» PROBLEM DESCRIPTION: Copy the data below, keeping every line exactly the same.
------------------------------------------------------------------------
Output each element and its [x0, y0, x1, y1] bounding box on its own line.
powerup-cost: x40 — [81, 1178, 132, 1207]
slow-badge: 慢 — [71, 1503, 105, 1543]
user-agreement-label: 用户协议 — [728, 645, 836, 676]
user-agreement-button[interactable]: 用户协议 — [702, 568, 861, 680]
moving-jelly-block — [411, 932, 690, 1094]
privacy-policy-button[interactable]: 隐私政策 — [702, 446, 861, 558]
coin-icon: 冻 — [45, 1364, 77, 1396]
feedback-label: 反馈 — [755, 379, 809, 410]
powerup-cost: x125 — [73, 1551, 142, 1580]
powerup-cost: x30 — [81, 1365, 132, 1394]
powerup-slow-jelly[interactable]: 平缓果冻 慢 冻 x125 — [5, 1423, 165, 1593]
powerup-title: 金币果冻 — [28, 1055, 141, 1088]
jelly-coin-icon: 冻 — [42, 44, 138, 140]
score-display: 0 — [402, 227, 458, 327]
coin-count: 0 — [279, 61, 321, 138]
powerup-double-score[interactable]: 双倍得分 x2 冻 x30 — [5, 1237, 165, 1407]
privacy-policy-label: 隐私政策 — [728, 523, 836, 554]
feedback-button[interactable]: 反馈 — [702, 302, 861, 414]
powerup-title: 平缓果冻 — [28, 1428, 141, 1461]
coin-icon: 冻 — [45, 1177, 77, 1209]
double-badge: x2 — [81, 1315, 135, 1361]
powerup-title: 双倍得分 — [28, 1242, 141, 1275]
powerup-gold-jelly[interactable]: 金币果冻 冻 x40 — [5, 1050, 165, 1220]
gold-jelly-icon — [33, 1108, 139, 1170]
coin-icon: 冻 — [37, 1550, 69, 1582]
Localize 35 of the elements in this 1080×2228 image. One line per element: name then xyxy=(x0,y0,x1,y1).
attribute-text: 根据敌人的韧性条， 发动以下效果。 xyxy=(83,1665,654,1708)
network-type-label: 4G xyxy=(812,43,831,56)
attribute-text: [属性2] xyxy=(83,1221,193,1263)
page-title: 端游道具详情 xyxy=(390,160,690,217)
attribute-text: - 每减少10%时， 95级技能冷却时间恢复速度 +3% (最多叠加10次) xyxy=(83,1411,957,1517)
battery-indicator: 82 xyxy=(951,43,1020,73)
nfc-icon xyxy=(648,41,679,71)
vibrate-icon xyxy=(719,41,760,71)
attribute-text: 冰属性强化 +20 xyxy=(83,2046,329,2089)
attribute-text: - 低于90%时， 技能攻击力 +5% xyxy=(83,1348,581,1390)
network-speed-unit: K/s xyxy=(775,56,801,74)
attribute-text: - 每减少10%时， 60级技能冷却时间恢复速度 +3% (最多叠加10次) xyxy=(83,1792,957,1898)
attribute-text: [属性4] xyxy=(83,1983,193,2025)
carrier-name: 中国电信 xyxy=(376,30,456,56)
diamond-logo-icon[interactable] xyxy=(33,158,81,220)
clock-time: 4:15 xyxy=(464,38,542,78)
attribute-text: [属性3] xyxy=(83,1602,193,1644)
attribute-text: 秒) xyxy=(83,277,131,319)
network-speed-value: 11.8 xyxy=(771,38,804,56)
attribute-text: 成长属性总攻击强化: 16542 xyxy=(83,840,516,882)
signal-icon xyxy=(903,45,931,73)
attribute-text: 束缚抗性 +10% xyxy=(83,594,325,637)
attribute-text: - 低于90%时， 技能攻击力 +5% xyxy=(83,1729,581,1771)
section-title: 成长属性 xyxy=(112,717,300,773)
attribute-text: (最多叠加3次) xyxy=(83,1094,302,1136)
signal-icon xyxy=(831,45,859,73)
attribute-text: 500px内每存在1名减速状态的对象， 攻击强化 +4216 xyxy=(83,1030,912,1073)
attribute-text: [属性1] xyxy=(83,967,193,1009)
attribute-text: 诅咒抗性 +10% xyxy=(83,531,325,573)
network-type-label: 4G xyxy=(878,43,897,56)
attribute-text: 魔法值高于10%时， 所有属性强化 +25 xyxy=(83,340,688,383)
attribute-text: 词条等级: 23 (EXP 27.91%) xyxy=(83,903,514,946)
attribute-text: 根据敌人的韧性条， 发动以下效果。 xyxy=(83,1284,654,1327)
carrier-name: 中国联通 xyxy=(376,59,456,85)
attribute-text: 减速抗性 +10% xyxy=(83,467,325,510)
------------------------------------------------------------------------
» FULL SOLUTION:
Output each element and its [x0, y0, x1, y1] bounding box on its own line.
powerup-cost: x40 — [81, 1178, 132, 1207]
slow-badge: 慢 — [71, 1503, 105, 1543]
user-agreement-label: 用户协议 — [728, 645, 836, 676]
user-agreement-button[interactable]: 用户协议 — [702, 568, 861, 680]
moving-jelly-block — [411, 932, 690, 1094]
privacy-policy-button[interactable]: 隐私政策 — [702, 446, 861, 558]
coin-icon: 冻 — [45, 1364, 77, 1396]
feedback-label: 反馈 — [755, 379, 809, 410]
powerup-cost: x125 — [73, 1551, 142, 1580]
powerup-cost: x30 — [81, 1365, 132, 1394]
powerup-slow-jelly[interactable]: 平缓果冻 慢 冻 x125 — [5, 1423, 165, 1593]
powerup-title: 金币果冻 — [28, 1055, 141, 1088]
jelly-coin-icon: 冻 — [42, 44, 138, 140]
score-display: 0 — [402, 227, 458, 327]
coin-count: 0 — [279, 61, 321, 138]
powerup-double-score[interactable]: 双倍得分 x2 冻 x30 — [5, 1237, 165, 1407]
privacy-policy-label: 隐私政策 — [728, 523, 836, 554]
feedback-button[interactable]: 反馈 — [702, 302, 861, 414]
powerup-title: 平缓果冻 — [28, 1428, 141, 1461]
coin-icon: 冻 — [45, 1177, 77, 1209]
double-badge: x2 — [81, 1315, 135, 1361]
powerup-title: 双倍得分 — [28, 1242, 141, 1275]
powerup-gold-jelly[interactable]: 金币果冻 冻 x40 — [5, 1050, 165, 1220]
gold-jelly-icon — [33, 1108, 139, 1170]
coin-icon: 冻 — [37, 1550, 69, 1582]
Localize 35 of the elements in this 1080×2228 image. One line per element: name then xyxy=(x0,y0,x1,y1).
attribute-text: 根据敌人的韧性条， 发动以下效果。 xyxy=(83,1665,654,1708)
network-type-label: 4G xyxy=(812,43,831,56)
attribute-text: [属性2] xyxy=(83,1221,193,1263)
page-title: 端游道具详情 xyxy=(390,160,690,217)
attribute-text: - 每减少10%时， 95级技能冷却时间恢复速度 +3% (最多叠加10次) xyxy=(83,1411,957,1517)
battery-indicator: 82 xyxy=(951,43,1020,73)
nfc-icon xyxy=(648,41,679,71)
vibrate-icon xyxy=(719,41,760,71)
attribute-text: 冰属性强化 +20 xyxy=(83,2046,329,2089)
attribute-text: - 低于90%时， 技能攻击力 +5% xyxy=(83,1348,581,1390)
network-speed-unit: K/s xyxy=(775,56,801,74)
attribute-text: - 每减少10%时， 60级技能冷却时间恢复速度 +3% (最多叠加10次) xyxy=(83,1792,957,1898)
attribute-text: [属性4] xyxy=(83,1983,193,2025)
carrier-name: 中国电信 xyxy=(376,30,456,56)
diamond-logo-icon[interactable] xyxy=(33,158,81,220)
clock-time: 4:15 xyxy=(464,38,542,78)
attribute-text: [属性3] xyxy=(83,1602,193,1644)
attribute-text: 秒) xyxy=(83,277,131,319)
network-speed-value: 11.8 xyxy=(771,38,804,56)
attribute-text: 成长属性总攻击强化: 16542 xyxy=(83,840,516,882)
signal-icon xyxy=(903,45,931,73)
attribute-text: 束缚抗性 +10% xyxy=(83,594,325,637)
attribute-text: - 低于90%时， 技能攻击力 +5% xyxy=(83,1729,581,1771)
section-title: 成长属性 xyxy=(112,717,300,773)
attribute-text: (最多叠加3次) xyxy=(83,1094,302,1136)
signal-icon xyxy=(831,45,859,73)
attribute-text: 500px内每存在1名减速状态的对象， 攻击强化 +4216 xyxy=(83,1030,912,1073)
attribute-text: [属性1] xyxy=(83,967,193,1009)
attribute-text: 诅咒抗性 +10% xyxy=(83,531,325,573)
network-type-label: 4G xyxy=(878,43,897,56)
attribute-text: 魔法值高于10%时， 所有属性强化 +25 xyxy=(83,340,688,383)
attribute-text: 词条等级: 23 (EXP 27.91%) xyxy=(83,903,514,946)
attribute-text: 根据敌人的韧性条， 发动以下效果。 xyxy=(83,1284,654,1327)
carrier-name: 中国联通 xyxy=(376,59,456,85)
attribute-text: 减速抗性 +10% xyxy=(83,467,325,510)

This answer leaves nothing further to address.